Task statement
Wherever "frac" appears in a line, list that line.

*** Listed entries

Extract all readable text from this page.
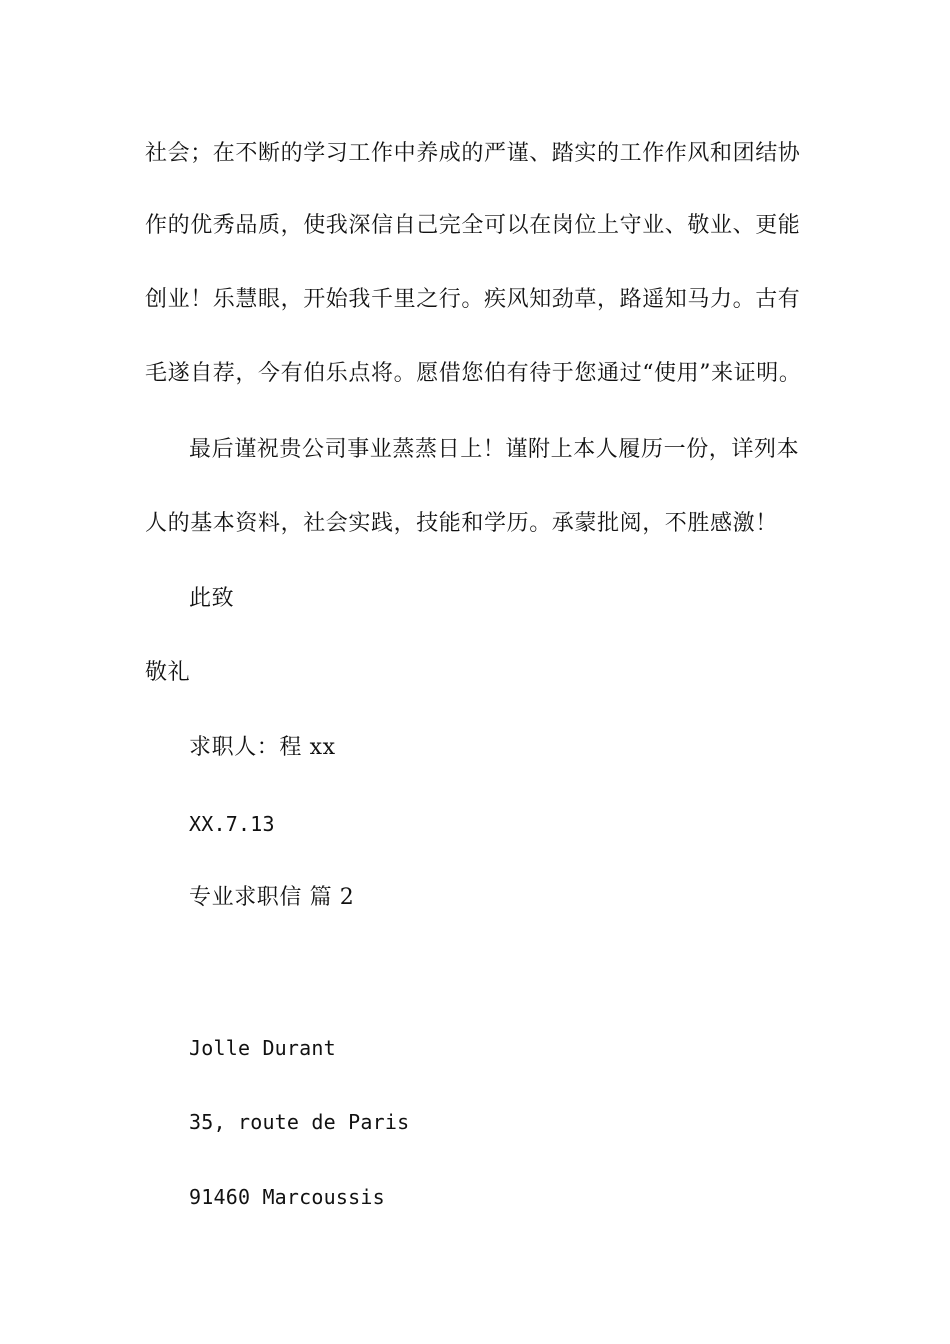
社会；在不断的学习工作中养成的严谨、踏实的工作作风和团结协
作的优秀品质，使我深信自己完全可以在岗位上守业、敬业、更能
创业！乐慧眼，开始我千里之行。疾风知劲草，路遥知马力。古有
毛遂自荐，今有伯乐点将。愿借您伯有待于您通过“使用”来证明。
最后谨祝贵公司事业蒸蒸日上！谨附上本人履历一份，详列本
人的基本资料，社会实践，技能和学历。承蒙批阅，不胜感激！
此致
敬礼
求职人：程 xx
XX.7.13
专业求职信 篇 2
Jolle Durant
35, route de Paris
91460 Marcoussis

******
*** Listed entries

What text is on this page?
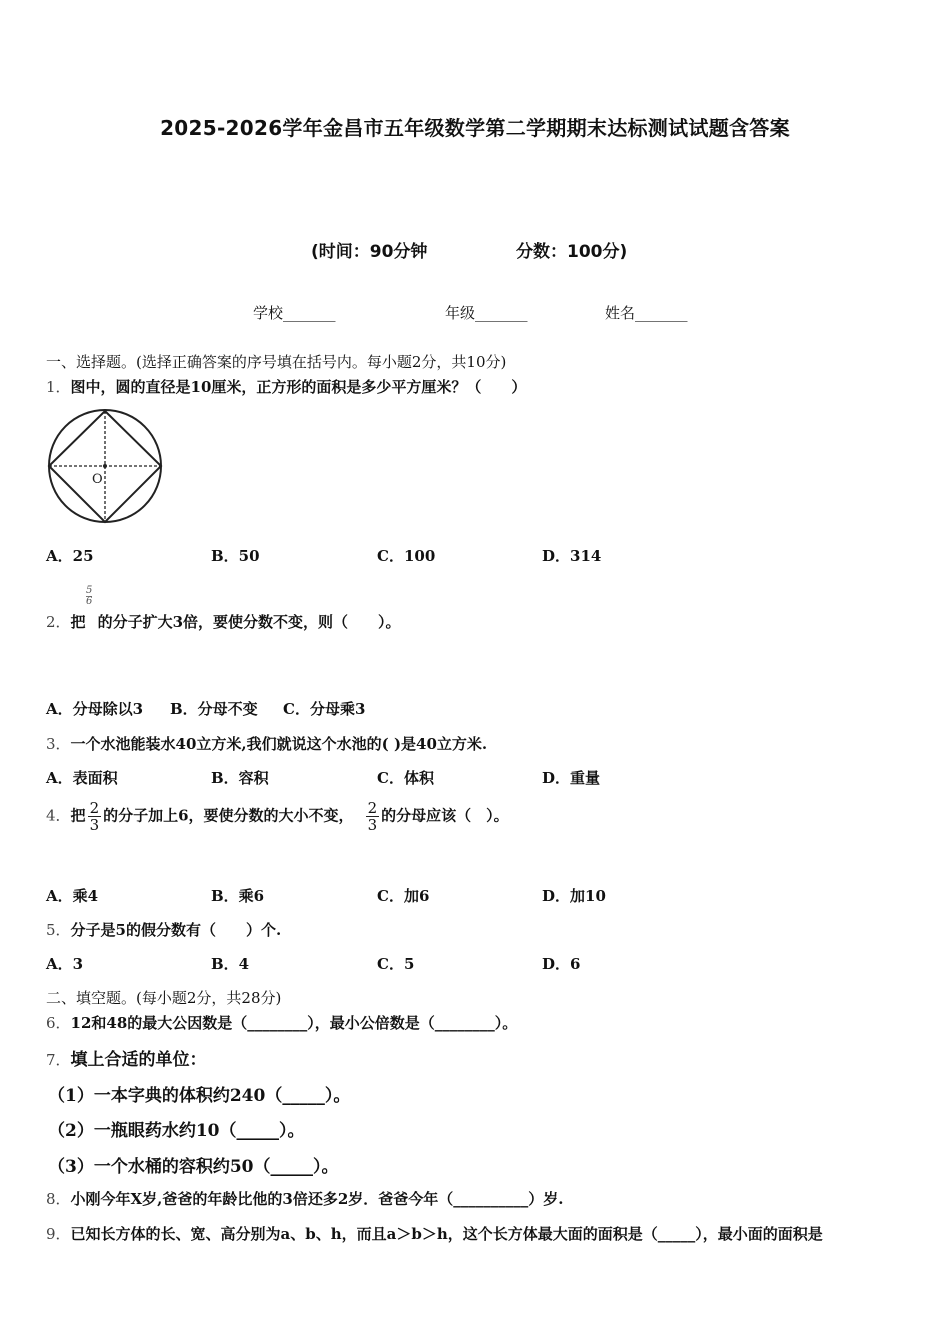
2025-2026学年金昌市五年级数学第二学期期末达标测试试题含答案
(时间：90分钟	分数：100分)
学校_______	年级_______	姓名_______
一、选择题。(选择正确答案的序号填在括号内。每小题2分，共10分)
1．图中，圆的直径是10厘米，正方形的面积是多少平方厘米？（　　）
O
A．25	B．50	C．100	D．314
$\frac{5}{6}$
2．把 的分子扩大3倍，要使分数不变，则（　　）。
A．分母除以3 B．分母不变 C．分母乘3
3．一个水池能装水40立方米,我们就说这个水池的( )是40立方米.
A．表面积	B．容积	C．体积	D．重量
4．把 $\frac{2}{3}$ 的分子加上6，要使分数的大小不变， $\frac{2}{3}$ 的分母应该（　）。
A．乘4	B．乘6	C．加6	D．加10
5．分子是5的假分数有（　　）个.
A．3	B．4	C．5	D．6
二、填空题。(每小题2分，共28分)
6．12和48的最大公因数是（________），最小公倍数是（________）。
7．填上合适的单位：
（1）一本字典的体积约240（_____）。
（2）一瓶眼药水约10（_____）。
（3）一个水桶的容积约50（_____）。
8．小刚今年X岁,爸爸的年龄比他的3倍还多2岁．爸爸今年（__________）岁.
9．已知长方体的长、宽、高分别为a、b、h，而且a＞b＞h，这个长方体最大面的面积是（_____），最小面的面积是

******

Answer to this task
$\frac{5}{6}$
4．把 $\frac{2}{3}$ 的分子加上6，要使分数的大小不变， $\frac{2}{3}$ 的分母应该（　）。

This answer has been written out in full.